Exercise prompt: Tally the lines that include "becomes". Output the number only.

* BEGIN Supplied records *

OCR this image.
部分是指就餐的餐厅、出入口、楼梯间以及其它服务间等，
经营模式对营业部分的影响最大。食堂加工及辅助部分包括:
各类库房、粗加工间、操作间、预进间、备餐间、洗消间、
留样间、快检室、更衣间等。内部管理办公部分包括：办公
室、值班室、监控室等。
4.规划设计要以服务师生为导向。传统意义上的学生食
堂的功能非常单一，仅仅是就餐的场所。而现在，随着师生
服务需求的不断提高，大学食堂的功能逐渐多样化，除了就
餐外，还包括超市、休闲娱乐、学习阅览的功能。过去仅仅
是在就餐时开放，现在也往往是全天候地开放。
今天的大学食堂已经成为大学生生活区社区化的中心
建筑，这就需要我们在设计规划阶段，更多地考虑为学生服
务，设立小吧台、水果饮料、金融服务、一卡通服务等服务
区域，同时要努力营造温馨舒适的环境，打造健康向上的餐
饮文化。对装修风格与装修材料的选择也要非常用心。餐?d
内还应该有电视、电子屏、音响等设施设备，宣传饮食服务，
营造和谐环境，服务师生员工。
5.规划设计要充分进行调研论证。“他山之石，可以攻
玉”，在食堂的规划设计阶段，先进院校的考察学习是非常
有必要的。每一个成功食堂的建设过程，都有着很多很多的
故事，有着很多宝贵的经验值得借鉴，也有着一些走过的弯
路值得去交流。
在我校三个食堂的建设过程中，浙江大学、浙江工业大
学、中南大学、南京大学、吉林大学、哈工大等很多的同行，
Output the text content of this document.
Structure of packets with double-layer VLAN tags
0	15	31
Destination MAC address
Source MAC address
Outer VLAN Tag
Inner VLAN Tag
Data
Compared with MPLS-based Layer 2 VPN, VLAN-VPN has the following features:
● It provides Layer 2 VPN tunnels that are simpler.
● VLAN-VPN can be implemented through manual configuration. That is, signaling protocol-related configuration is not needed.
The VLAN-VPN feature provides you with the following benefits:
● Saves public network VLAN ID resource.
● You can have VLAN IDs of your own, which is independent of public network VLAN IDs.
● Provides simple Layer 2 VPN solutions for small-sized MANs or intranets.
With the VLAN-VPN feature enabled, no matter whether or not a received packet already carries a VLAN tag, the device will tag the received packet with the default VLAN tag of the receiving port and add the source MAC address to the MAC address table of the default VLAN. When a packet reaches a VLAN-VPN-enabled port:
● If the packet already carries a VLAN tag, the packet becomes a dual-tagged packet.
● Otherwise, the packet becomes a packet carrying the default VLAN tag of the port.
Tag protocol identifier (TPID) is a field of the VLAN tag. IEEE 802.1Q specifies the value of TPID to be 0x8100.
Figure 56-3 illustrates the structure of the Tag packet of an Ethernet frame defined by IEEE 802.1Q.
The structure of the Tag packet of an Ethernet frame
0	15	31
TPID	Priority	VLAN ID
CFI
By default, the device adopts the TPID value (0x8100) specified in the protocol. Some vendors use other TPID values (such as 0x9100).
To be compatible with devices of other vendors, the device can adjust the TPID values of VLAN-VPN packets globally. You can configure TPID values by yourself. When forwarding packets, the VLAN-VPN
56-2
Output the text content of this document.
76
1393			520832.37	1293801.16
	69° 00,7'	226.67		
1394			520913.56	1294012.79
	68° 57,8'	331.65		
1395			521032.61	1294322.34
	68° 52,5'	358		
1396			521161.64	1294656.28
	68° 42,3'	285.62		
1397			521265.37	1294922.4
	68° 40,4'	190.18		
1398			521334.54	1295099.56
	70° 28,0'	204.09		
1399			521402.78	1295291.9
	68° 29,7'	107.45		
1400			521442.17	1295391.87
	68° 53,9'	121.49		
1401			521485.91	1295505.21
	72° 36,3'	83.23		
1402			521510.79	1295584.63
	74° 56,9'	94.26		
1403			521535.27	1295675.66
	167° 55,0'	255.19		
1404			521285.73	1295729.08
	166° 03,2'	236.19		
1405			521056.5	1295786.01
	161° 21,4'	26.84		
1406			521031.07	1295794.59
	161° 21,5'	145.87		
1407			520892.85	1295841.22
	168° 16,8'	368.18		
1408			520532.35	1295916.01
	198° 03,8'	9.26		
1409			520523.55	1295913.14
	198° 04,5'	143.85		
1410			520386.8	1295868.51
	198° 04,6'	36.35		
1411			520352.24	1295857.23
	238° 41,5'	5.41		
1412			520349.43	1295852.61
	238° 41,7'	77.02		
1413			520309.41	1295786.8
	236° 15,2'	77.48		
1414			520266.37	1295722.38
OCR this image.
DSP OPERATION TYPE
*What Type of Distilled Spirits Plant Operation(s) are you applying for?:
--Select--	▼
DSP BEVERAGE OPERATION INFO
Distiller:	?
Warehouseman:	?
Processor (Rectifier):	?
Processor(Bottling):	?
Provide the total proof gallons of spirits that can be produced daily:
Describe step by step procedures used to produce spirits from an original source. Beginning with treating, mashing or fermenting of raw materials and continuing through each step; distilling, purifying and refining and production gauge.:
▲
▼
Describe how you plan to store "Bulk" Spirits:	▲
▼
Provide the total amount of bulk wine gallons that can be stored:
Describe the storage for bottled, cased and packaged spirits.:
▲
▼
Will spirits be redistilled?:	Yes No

* END Supplied records *

Result of this task: 2